--- Begin Data for processing ---

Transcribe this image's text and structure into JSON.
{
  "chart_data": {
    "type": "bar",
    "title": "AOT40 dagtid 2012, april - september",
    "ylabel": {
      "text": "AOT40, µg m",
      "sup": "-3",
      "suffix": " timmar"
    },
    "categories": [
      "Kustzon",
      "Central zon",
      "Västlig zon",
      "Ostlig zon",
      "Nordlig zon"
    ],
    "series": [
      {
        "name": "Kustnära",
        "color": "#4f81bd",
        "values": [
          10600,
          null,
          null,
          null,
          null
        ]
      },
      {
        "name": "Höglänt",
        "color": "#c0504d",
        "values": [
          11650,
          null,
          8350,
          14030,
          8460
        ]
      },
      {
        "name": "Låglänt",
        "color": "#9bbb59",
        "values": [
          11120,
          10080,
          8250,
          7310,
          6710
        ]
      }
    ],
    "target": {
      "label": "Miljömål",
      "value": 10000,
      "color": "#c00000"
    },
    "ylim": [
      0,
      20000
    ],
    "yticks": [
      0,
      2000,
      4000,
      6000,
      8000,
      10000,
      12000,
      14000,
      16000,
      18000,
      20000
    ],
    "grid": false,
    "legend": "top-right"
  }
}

--- End Data for processing ---

Aim » Produce an exact copy of all the records.

Exercise result »
Transcribe this image's text and structure into JSON.
{
  "chart_data": {
    "type": "bar",
    "title": "AOT40 dagtid 2012, april - september",
    "ylabel": {
      "text": "AOT40, µg m",
      "sup": "-3",
      "suffix": " timmar"
    },
    "categories": [
      "Kustzon",
      "Central zon",
      "Västlig zon",
      "Ostlig zon",
      "Nordlig zon"
    ],
    "series": [
      {
        "name": "Kustnära",
        "color": "#4f81bd",
        "values": [
          10600,
          null,
          null,
          null,
          null
        ]
      },
      {
        "name": "Höglänt",
        "color": "#c0504d",
        "values": [
          11650,
          null,
          8350,
          14030,
          8460
        ]
      },
      {
        "name": "Låglänt",
        "color": "#9bbb59",
        "values": [
          11120,
          10080,
          8250,
          7310,
          6710
        ]
      }
    ],
    "target": {
      "label": "Miljömål",
      "value": 10000,
      "color": "#c00000"
    },
    "ylim": [
      0,
      20000
    ],
    "yticks": [
      0,
      2000,
      4000,
      6000,
      8000,
      10000,
      12000,
      14000,
      16000,
      18000,
      20000
    ],
    "grid": false,
    "legend": "top-right"
  }
}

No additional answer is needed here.